» **GOAL OF THE EXERCISE**
Search the material for the string "xlabel" and copy each line where it occurs.

» **SOURCE MATERIAL**
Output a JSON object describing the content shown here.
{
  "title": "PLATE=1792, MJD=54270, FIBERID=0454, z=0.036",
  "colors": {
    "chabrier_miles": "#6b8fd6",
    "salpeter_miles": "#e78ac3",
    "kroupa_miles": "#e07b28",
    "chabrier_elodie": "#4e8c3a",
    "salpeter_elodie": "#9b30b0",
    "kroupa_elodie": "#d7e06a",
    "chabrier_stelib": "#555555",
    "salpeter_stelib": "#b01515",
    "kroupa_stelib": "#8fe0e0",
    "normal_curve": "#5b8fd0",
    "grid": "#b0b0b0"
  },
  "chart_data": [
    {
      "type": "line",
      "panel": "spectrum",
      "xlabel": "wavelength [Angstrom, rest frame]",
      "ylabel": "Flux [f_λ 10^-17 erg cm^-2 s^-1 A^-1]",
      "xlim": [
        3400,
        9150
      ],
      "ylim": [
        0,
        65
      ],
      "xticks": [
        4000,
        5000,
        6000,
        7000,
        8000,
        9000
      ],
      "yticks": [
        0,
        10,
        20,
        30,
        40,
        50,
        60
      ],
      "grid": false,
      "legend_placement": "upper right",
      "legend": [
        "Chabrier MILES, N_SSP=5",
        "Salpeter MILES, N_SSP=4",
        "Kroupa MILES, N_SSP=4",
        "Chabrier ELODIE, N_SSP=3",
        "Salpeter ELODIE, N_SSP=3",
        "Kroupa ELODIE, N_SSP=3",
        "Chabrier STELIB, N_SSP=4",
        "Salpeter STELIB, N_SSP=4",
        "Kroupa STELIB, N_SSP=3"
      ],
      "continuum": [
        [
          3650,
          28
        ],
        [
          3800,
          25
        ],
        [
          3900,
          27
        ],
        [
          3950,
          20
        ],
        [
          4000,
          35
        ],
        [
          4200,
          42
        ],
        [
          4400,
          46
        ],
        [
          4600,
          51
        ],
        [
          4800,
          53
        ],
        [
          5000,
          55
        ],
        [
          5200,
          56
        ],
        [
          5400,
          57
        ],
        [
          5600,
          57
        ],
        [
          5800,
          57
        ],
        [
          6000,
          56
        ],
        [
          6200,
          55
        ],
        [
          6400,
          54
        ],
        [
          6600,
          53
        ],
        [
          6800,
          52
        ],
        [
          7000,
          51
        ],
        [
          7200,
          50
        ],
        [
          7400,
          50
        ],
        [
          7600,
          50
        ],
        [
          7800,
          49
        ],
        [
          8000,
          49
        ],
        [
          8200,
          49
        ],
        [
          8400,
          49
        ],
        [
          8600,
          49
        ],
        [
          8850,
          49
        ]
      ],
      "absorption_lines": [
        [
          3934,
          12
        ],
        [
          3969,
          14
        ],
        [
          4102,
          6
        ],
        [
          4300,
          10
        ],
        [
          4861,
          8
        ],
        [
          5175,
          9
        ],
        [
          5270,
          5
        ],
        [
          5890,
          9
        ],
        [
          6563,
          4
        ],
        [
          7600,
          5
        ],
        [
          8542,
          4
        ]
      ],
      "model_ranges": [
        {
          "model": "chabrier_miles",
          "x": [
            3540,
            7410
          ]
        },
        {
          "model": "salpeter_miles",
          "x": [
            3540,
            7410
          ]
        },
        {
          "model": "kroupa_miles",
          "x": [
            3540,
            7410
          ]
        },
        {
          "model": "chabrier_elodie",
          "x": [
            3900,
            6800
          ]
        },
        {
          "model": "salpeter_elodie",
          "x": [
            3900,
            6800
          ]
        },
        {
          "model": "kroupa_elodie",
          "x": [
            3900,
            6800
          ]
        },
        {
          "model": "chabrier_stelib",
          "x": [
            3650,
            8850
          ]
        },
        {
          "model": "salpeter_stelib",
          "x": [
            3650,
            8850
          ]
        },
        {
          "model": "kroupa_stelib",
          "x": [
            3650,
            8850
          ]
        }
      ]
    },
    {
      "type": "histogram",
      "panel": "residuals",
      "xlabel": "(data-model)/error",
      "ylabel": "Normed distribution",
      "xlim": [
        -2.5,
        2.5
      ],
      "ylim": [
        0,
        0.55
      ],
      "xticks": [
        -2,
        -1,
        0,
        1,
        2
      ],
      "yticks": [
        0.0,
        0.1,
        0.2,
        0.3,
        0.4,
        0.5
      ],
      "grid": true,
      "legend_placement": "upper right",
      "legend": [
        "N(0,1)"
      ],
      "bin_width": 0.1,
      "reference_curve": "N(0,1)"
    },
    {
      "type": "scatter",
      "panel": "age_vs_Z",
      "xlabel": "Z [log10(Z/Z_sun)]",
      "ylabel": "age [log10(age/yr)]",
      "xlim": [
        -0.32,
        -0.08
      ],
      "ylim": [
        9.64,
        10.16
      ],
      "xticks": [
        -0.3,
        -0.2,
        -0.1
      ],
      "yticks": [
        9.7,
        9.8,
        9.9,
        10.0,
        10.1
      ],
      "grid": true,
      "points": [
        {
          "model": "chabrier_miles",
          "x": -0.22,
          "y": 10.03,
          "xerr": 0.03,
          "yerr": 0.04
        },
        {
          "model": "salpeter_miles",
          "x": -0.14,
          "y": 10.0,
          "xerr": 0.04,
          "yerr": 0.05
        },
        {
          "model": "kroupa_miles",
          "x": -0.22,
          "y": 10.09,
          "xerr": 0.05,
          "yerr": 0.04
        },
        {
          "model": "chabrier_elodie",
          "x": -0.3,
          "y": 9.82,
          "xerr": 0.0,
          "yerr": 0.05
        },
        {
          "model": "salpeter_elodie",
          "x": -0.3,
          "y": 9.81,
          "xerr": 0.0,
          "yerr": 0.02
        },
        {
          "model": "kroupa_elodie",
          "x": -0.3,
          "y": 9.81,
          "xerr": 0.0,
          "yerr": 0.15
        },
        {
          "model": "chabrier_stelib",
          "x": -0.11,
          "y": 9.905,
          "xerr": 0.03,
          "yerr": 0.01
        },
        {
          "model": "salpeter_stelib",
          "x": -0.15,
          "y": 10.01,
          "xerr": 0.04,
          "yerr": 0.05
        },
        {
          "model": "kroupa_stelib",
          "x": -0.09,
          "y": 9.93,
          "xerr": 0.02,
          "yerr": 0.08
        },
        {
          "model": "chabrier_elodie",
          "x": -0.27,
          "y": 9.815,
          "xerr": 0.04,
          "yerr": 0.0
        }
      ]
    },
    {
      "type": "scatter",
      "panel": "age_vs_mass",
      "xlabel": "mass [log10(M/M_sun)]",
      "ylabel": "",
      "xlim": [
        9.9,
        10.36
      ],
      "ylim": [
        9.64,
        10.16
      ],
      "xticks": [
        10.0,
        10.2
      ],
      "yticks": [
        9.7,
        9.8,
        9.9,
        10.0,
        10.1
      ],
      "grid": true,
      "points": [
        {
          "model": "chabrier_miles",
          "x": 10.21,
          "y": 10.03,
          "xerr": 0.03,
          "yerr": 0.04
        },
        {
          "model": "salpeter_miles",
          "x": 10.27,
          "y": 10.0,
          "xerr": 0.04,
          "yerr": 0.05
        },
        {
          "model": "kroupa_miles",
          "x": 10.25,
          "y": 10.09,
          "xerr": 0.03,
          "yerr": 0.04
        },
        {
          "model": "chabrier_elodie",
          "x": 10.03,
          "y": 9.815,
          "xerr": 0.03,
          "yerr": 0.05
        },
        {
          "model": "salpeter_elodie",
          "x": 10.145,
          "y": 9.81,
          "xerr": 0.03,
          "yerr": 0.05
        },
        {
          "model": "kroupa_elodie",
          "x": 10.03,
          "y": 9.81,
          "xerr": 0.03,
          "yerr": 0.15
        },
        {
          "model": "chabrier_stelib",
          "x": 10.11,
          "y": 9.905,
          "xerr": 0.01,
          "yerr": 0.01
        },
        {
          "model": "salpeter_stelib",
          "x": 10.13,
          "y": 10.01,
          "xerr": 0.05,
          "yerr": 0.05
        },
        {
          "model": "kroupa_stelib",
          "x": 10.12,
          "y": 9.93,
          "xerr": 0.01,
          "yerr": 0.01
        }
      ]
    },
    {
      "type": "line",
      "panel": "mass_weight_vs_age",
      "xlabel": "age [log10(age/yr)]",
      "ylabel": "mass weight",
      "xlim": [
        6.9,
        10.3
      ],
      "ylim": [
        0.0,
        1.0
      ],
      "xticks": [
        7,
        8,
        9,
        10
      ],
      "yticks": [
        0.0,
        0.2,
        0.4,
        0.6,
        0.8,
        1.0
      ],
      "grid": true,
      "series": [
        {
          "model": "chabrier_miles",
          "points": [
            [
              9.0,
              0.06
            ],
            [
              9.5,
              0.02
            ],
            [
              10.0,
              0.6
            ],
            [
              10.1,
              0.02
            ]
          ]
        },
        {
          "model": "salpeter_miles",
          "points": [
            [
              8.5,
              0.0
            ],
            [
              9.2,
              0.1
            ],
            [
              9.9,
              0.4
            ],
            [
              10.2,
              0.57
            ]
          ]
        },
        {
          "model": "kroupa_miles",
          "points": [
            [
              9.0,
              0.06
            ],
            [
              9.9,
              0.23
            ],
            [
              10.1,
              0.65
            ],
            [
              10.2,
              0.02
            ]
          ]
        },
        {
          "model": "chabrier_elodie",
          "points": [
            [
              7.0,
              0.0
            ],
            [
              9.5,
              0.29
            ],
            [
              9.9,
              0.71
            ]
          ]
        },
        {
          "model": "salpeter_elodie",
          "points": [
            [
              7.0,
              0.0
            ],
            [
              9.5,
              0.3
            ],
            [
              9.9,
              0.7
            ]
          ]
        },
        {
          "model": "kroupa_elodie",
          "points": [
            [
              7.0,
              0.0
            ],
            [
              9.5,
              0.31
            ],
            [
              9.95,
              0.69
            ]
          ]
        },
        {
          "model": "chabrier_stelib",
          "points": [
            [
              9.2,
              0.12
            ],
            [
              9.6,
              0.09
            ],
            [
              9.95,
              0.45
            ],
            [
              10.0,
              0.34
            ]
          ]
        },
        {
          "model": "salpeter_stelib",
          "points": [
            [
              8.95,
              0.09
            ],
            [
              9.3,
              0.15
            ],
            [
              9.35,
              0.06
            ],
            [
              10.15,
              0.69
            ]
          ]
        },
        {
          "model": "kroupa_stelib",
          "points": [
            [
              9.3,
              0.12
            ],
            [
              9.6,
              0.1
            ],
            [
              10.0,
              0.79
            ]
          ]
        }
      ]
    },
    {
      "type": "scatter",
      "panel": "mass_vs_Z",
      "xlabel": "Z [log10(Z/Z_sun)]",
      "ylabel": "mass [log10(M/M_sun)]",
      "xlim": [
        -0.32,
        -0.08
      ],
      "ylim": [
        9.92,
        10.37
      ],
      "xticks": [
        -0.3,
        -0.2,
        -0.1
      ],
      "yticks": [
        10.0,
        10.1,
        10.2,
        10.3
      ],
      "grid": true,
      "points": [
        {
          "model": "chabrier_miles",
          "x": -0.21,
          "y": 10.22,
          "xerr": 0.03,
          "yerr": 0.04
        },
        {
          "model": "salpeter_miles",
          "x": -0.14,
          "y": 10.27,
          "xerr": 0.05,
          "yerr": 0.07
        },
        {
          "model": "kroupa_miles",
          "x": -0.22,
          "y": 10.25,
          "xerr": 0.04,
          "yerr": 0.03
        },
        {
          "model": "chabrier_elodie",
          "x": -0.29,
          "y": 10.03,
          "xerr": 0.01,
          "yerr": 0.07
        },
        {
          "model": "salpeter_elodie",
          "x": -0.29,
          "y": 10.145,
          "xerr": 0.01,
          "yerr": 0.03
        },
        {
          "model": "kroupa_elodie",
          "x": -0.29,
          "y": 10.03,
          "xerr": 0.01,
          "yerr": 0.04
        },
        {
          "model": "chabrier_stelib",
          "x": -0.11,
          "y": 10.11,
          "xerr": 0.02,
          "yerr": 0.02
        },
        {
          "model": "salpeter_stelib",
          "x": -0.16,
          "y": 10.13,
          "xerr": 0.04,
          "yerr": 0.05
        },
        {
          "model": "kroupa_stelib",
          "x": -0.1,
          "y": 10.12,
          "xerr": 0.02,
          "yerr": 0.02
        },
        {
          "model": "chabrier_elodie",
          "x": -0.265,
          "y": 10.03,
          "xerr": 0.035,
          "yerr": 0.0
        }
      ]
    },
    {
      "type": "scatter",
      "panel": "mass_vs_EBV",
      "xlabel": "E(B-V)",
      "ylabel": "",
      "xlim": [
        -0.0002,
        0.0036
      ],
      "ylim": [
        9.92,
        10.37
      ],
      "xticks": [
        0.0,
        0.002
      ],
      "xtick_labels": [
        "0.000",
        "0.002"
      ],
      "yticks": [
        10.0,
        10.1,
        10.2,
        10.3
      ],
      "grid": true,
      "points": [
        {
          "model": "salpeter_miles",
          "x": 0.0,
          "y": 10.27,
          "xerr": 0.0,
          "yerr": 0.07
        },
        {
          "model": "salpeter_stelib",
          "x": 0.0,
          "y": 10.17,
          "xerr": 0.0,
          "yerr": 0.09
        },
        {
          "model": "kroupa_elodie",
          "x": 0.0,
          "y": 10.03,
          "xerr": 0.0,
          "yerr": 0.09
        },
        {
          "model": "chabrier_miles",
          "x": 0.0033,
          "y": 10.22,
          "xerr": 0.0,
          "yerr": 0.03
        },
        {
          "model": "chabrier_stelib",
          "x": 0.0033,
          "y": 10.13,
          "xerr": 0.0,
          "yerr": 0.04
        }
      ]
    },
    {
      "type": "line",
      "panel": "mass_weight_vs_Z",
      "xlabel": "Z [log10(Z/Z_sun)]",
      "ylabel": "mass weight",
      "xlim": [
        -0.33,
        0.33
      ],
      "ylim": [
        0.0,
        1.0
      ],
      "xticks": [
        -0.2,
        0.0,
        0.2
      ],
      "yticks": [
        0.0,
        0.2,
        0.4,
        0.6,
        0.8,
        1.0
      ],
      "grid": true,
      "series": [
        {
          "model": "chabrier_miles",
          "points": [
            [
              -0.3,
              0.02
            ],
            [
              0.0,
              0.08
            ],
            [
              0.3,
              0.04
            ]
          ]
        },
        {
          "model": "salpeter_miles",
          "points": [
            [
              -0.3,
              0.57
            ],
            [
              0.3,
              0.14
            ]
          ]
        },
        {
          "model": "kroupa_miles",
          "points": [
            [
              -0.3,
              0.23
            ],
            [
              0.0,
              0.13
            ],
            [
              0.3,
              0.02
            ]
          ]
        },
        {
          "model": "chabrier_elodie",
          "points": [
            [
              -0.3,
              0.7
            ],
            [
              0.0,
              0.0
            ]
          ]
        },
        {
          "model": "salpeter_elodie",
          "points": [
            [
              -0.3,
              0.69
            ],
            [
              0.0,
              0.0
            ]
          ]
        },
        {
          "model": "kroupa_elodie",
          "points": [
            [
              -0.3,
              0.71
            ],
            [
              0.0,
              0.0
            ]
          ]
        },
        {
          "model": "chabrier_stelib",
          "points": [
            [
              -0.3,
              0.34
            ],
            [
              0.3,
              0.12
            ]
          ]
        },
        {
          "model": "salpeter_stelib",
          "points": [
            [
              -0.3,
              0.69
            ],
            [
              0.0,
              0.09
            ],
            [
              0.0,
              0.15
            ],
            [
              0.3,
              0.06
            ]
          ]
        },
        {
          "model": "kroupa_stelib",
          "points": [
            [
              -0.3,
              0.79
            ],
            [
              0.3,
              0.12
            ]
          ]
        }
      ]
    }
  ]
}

» **OUTPUT OF THE EXERCISE**
      "xlabel": "wavelength [Angstrom, rest frame]",
      "xlabel": "(data-model)/error",
      "xlabel": "Z [log10(Z/Z_sun)]",
      "xlabel": "mass [log10(M/M_sun)]",
      "xlabel": "age [log10(age/yr)]",
      "xlabel": "Z [log10(Z/Z_sun)]",
      "xlabel": "E(B-V)",
      "xlabel": "Z [log10(Z/Z_sun)]",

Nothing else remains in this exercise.